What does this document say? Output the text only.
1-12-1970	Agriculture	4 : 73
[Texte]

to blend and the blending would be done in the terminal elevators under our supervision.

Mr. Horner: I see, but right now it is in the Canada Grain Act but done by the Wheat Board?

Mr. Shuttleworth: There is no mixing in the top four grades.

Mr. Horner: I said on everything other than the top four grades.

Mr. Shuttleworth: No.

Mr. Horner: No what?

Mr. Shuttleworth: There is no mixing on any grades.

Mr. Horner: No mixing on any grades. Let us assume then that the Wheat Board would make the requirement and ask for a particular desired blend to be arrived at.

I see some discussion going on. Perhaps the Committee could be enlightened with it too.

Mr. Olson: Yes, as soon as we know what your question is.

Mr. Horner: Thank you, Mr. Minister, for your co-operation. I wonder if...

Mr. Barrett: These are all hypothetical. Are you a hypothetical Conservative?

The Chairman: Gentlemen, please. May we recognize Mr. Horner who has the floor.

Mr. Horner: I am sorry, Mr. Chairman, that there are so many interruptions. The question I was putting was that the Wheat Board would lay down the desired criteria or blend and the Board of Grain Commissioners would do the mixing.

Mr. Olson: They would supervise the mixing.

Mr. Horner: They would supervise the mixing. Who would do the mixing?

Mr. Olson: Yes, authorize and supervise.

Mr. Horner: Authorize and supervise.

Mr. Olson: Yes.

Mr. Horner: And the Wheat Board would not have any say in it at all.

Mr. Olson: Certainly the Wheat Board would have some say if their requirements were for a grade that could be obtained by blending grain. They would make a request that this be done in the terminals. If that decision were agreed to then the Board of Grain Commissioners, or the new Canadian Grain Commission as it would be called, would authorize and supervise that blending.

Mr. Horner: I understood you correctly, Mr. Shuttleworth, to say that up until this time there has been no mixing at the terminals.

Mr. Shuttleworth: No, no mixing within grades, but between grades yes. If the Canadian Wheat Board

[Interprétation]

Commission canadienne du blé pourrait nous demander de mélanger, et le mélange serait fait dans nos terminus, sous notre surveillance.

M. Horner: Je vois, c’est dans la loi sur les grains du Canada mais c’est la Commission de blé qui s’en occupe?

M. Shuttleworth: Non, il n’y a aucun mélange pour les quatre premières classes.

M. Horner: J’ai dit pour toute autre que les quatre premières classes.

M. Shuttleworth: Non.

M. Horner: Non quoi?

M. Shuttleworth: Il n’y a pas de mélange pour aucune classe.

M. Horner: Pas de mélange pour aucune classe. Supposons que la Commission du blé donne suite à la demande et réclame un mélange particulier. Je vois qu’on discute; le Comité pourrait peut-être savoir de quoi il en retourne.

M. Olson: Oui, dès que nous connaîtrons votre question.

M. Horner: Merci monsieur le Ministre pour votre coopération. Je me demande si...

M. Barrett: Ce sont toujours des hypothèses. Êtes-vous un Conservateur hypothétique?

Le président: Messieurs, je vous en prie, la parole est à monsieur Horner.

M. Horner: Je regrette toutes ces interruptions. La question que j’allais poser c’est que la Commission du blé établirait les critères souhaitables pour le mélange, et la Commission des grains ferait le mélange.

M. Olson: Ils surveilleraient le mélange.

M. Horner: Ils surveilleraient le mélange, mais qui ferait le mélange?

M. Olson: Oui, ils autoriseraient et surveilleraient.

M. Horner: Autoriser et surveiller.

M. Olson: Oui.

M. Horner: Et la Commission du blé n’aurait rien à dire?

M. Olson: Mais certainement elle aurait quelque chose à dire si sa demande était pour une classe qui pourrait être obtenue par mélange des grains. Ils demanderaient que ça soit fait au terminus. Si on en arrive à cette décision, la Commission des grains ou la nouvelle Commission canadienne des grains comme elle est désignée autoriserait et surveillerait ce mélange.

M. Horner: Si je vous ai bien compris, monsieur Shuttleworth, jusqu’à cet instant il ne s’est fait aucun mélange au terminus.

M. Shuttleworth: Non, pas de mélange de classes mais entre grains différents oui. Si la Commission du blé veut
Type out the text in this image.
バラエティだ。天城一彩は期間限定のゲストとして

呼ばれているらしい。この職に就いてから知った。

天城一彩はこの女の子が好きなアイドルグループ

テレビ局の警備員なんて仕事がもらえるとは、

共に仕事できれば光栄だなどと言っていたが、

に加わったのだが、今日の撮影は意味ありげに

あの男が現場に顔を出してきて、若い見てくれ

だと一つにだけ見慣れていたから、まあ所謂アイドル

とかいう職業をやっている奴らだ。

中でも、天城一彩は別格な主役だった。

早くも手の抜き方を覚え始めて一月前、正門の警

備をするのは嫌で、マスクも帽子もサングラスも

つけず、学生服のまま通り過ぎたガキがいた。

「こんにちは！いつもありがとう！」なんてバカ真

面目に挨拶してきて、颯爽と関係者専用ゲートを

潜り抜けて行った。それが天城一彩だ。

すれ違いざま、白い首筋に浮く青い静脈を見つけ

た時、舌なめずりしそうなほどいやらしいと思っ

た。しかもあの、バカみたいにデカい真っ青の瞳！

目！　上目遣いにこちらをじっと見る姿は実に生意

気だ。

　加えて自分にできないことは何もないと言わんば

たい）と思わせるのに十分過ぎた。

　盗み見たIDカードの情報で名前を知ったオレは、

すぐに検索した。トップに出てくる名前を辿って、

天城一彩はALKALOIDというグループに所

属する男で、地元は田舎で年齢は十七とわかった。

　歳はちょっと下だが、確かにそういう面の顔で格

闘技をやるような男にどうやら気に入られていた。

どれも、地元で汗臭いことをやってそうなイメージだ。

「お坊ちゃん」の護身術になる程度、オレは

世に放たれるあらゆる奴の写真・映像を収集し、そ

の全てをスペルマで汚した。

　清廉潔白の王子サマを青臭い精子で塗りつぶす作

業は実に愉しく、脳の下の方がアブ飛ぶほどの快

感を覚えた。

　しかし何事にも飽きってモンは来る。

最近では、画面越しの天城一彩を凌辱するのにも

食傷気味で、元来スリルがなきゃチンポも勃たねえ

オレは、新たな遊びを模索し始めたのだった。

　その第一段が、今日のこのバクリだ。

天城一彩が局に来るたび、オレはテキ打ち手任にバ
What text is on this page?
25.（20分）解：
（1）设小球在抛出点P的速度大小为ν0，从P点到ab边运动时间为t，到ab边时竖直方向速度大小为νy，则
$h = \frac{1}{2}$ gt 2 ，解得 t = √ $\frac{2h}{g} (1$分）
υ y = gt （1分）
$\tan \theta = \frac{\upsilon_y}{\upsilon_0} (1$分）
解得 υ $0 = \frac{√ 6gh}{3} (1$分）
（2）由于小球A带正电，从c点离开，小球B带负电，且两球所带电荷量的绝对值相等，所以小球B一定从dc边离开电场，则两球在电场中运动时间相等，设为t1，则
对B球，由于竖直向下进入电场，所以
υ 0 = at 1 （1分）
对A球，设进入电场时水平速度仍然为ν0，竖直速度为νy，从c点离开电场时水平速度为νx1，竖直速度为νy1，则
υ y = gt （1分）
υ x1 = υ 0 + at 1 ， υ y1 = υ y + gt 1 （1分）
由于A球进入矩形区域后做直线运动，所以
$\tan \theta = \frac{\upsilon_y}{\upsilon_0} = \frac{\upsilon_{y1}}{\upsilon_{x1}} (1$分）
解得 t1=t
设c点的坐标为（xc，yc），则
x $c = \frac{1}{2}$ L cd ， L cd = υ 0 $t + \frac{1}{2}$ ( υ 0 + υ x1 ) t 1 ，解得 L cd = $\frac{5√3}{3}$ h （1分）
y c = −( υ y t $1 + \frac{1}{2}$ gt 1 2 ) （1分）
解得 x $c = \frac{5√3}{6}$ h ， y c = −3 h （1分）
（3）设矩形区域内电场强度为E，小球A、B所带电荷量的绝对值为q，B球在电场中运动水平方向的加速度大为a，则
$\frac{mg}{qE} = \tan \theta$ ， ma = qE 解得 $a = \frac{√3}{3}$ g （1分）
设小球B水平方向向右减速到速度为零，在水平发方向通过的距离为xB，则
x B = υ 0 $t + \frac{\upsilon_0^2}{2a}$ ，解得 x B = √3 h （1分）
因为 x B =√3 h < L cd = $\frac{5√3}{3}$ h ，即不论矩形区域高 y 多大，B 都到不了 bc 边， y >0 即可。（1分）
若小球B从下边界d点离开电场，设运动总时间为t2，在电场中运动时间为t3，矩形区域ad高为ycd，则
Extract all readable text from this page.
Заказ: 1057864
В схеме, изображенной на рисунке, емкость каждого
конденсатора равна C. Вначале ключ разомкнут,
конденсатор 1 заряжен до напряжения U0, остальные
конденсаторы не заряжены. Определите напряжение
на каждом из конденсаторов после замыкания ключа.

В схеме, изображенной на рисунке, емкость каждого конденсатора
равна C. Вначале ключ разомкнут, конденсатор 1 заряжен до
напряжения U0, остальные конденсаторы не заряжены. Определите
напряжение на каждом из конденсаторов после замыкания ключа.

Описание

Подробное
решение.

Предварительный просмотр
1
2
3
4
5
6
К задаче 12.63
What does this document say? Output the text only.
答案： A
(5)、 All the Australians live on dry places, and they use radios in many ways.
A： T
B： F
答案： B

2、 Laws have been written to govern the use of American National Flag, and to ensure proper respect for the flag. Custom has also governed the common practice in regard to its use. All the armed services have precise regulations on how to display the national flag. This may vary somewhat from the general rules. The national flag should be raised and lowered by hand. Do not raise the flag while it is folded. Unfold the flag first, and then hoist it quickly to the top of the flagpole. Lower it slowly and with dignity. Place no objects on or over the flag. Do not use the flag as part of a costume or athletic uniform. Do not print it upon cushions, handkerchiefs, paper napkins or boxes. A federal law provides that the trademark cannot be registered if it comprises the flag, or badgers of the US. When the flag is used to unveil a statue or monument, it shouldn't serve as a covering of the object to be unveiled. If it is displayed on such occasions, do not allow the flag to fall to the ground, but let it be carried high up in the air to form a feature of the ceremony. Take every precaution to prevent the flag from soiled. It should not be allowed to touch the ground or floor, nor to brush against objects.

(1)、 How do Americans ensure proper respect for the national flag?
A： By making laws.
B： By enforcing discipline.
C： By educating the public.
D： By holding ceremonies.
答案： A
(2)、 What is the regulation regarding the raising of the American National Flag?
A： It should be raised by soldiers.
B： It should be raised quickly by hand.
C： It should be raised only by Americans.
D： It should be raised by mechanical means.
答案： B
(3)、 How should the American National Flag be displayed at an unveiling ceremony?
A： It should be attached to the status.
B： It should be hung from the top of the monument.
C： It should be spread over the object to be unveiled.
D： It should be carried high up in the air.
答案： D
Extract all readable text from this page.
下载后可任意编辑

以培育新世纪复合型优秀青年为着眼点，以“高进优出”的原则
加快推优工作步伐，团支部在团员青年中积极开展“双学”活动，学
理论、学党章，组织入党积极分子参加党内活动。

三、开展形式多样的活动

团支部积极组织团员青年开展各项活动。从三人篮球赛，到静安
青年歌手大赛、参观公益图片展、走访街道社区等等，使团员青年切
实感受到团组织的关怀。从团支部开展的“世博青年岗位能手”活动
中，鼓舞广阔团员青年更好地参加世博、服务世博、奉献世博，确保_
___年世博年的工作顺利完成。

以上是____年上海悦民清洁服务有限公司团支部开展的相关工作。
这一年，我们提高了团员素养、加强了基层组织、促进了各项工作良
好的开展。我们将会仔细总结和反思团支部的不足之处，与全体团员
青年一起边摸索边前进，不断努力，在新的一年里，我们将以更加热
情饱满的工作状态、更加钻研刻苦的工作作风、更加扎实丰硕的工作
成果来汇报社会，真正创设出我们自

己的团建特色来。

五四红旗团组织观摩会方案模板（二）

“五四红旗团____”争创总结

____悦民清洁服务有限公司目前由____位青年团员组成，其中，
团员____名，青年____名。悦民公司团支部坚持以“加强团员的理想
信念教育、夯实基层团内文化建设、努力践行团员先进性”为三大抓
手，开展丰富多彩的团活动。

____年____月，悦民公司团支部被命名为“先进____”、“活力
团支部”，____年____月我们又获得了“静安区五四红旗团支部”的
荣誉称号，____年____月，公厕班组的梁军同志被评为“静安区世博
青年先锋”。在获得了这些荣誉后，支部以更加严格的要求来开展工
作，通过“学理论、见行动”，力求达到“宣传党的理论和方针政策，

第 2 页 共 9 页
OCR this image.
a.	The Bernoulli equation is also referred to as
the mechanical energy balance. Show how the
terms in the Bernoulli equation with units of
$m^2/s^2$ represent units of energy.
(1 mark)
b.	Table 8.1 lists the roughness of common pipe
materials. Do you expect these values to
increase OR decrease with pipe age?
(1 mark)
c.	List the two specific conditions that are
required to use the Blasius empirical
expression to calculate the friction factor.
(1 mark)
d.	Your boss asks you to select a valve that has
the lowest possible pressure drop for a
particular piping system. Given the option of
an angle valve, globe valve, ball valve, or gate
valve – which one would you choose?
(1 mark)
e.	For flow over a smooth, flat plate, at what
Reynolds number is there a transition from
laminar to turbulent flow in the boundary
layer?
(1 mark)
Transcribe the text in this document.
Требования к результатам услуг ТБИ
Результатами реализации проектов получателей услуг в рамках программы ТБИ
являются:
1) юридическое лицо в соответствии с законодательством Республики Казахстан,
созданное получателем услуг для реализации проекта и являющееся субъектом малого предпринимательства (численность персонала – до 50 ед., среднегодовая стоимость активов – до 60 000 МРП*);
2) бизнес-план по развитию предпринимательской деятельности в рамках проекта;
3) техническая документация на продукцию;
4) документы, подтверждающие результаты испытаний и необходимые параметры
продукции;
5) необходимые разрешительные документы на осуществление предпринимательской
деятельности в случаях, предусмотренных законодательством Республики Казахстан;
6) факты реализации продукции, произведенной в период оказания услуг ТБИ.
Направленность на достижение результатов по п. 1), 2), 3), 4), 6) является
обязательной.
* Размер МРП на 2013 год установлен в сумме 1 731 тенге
☆ ☆ ☆
# Request
In the entries above, locate every line with the word "документы" and copy it.

# The reply
4) документы, подтверждающие результаты испытаний и необходимые параметры
5) необходимые разрешительные документы на осуществление предпринимательской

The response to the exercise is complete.